* _Problem to work on_:
Copy all records verbatim.

========================================================================

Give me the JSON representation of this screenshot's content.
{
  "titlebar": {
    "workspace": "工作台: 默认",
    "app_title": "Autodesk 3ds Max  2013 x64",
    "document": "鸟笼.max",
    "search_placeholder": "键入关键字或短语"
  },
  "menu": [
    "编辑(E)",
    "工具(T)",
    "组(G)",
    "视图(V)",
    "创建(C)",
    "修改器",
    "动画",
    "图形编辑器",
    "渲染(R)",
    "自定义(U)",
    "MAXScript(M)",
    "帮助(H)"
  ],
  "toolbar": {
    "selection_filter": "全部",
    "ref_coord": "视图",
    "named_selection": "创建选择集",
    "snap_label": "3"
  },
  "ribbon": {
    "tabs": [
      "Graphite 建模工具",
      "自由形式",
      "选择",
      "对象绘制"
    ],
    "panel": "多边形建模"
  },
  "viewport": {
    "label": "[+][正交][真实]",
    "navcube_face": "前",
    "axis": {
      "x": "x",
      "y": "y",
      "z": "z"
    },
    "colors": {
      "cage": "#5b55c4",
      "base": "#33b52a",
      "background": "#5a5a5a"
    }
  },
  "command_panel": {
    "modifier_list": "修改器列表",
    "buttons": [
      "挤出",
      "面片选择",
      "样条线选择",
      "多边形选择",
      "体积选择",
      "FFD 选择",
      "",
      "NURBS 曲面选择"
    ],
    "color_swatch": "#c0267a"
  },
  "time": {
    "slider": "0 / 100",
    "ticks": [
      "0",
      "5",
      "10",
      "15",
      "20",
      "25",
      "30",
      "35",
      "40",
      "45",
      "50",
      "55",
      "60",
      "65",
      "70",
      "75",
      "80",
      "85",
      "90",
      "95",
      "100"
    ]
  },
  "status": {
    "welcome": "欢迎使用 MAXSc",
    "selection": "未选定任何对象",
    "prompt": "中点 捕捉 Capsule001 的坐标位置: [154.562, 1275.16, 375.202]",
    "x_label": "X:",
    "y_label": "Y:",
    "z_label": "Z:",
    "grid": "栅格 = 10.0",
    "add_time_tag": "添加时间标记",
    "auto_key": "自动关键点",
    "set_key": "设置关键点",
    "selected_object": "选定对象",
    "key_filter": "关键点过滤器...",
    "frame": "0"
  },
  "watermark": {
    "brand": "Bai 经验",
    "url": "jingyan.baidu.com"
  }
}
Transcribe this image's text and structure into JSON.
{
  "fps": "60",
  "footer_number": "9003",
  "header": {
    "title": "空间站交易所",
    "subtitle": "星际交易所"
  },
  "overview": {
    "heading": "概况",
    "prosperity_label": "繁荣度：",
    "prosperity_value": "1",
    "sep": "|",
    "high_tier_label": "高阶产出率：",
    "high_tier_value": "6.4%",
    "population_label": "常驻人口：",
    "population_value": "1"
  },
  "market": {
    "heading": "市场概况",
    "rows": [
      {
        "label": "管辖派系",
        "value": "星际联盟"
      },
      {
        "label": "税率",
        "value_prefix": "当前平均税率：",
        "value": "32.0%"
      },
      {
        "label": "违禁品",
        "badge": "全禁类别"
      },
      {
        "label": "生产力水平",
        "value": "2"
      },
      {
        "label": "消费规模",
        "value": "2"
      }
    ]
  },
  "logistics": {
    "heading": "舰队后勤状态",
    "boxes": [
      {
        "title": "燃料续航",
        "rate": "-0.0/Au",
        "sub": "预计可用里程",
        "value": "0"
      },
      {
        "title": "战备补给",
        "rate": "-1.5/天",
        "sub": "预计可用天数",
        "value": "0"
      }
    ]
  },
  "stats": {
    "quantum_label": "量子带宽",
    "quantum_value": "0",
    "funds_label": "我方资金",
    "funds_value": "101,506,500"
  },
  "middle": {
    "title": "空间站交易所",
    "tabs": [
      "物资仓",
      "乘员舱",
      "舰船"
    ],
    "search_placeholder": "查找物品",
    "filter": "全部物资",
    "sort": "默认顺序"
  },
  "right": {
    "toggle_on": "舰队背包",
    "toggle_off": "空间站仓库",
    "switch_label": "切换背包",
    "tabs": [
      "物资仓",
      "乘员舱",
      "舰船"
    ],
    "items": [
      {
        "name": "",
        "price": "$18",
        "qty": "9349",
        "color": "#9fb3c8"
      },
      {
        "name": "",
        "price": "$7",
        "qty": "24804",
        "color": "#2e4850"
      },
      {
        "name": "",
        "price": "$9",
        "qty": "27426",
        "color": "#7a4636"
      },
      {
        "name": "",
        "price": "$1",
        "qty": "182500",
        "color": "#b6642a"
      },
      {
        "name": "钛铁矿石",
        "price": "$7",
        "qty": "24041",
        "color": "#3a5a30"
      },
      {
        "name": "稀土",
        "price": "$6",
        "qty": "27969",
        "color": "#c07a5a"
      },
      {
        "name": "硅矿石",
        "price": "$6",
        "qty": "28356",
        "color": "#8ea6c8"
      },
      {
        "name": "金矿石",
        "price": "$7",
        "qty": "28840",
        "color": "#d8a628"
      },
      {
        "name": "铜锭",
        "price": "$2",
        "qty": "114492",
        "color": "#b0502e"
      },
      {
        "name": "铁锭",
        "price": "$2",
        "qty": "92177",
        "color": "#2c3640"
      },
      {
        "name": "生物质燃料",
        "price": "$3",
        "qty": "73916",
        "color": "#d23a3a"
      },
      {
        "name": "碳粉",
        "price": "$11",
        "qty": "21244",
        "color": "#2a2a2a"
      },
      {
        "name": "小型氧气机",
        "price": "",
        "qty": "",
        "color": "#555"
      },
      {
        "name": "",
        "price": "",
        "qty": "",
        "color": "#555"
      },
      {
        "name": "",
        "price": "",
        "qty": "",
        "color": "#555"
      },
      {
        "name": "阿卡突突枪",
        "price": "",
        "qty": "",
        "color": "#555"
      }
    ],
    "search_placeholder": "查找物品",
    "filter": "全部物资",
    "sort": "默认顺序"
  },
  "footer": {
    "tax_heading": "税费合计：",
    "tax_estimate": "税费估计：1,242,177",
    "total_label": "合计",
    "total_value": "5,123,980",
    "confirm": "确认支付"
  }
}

========================================================================

* _Task solution_:
Give me the JSON representation of this screenshot's content.
{
  "titlebar": {
    "workspace": "工作台: 默认",
    "app_title": "Autodesk 3ds Max  2013 x64",
    "document": "鸟笼.max",
    "search_placeholder": "键入关键字或短语"
  },
  "menu": [
    "编辑(E)",
    "工具(T)",
    "组(G)",
    "视图(V)",
    "创建(C)",
    "修改器",
    "动画",
    "图形编辑器",
    "渲染(R)",
    "自定义(U)",
    "MAXScript(M)",
    "帮助(H)"
  ],
  "toolbar": {
    "selection_filter": "全部",
    "ref_coord": "视图",
    "named_selection": "创建选择集",
    "snap_label": "3"
  },
  "ribbon": {
    "tabs": [
      "Graphite 建模工具",
      "自由形式",
      "选择",
      "对象绘制"
    ],
    "panel": "多边形建模"
  },
  "viewport": {
    "label": "[+][正交][真实]",
    "navcube_face": "前",
    "axis": {
      "x": "x",
      "y": "y",
      "z": "z"
    },
    "colors": {
      "cage": "#5b55c4",
      "base": "#33b52a",
      "background": "#5a5a5a"
    }
  },
  "command_panel": {
    "modifier_list": "修改器列表",
    "buttons": [
      "挤出",
      "面片选择",
      "样条线选择",
      "多边形选择",
      "体积选择",
      "FFD 选择",
      "",
      "NURBS 曲面选择"
    ],
    "color_swatch": "#c0267a"
  },
  "time": {
    "slider": "0 / 100",
    "ticks": [
      "0",
      "5",
      "10",
      "15",
      "20",
      "25",
      "30",
      "35",
      "40",
      "45",
      "50",
      "55",
      "60",
      "65",
      "70",
      "75",
      "80",
      "85",
      "90",
      "95",
      "100"
    ]
  },
  "status": {
    "welcome": "欢迎使用 MAXSc",
    "selection": "未选定任何对象",
    "prompt": "中点 捕捉 Capsule001 的坐标位置: [154.562, 1275.16, 375.202]",
    "x_label": "X:",
    "y_label": "Y:",
    "z_label": "Z:",
    "grid": "栅格 = 10.0",
    "add_time_tag": "添加时间标记",
    "auto_key": "自动关键点",
    "set_key": "设置关键点",
    "selected_object": "选定对象",
    "key_filter": "关键点过滤器...",
    "frame": "0"
  },
  "watermark": {
    "brand": "Bai 经验",
    "url": "jingyan.baidu.com"
  }
}
Transcribe this image's text and structure into JSON.
{
  "fps": "60",
  "footer_number": "9003",
  "header": {
    "title": "空间站交易所",
    "subtitle": "星际交易所"
  },
  "overview": {
    "heading": "概况",
    "prosperity_label": "繁荣度：",
    "prosperity_value": "1",
    "sep": "|",
    "high_tier_label": "高阶产出率：",
    "high_tier_value": "6.4%",
    "population_label": "常驻人口：",
    "population_value": "1"
  },
  "market": {
    "heading": "市场概况",
    "rows": [
      {
        "label": "管辖派系",
        "value": "星际联盟"
      },
      {
        "label": "税率",
        "value_prefix": "当前平均税率：",
        "value": "32.0%"
      },
      {
        "label": "违禁品",
        "badge": "全禁类别"
      },
      {
        "label": "生产力水平",
        "value": "2"
      },
      {
        "label": "消费规模",
        "value": "2"
      }
    ]
  },
  "logistics": {
    "heading": "舰队后勤状态",
    "boxes": [
      {
        "title": "燃料续航",
        "rate": "-0.0/Au",
        "sub": "预计可用里程",
        "value": "0"
      },
      {
        "title": "战备补给",
        "rate": "-1.5/天",
        "sub": "预计可用天数",
        "value": "0"
      }
    ]
  },
  "stats": {
    "quantum_label": "量子带宽",
    "quantum_value": "0",
    "funds_label": "我方资金",
    "funds_value": "101,506,500"
  },
  "middle": {
    "title": "空间站交易所",
    "tabs": [
      "物资仓",
      "乘员舱",
      "舰船"
    ],
    "search_placeholder": "查找物品",
    "filter": "全部物资",
    "sort": "默认顺序"
  },
  "right": {
    "toggle_on": "舰队背包",
    "toggle_off": "空间站仓库",
    "switch_label": "切换背包",
    "tabs": [
      "物资仓",
      "乘员舱",
      "舰船"
    ],
    "items": [
      {
        "name": "",
        "price": "$18",
        "qty": "9349",
        "color": "#9fb3c8"
      },
      {
        "name": "",
        "price": "$7",
        "qty": "24804",
        "color": "#2e4850"
      },
      {
        "name": "",
        "price": "$9",
        "qty": "27426",
        "color": "#7a4636"
      },
      {
        "name": "",
        "price": "$1",
        "qty": "182500",
        "color": "#b6642a"
      },
      {
        "name": "钛铁矿石",
        "price": "$7",
        "qty": "24041",
        "color": "#3a5a30"
      },
      {
        "name": "稀土",
        "price": "$6",
        "qty": "27969",
        "color": "#c07a5a"
      },
      {
        "name": "硅矿石",
        "price": "$6",
        "qty": "28356",
        "color": "#8ea6c8"
      },
      {
        "name": "金矿石",
        "price": "$7",
        "qty": "28840",
        "color": "#d8a628"
      },
      {
        "name": "铜锭",
        "price": "$2",
        "qty": "114492",
        "color": "#b0502e"
      },
      {
        "name": "铁锭",
        "price": "$2",
        "qty": "92177",
        "color": "#2c3640"
      },
      {
        "name": "生物质燃料",
        "price": "$3",
        "qty": "73916",
        "color": "#d23a3a"
      },
      {
        "name": "碳粉",
        "price": "$11",
        "qty": "21244",
        "color": "#2a2a2a"
      },
      {
        "name": "小型氧气机",
        "price": "",
        "qty": "",
        "color": "#555"
      },
      {
        "name": "",
        "price": "",
        "qty": "",
        "color": "#555"
      },
      {
        "name": "",
        "price": "",
        "qty": "",
        "color": "#555"
      },
      {
        "name": "阿卡突突枪",
        "price": "",
        "qty": "",
        "color": "#555"
      }
    ],
    "search_placeholder": "查找物品",
    "filter": "全部物资",
    "sort": "默认顺序"
  },
  "footer": {
    "tax_heading": "税费合计：",
    "tax_estimate": "税费估计：1,242,177",
    "total_label": "合计",
    "total_value": "5,123,980",
    "confirm": "确认支付"
  }
}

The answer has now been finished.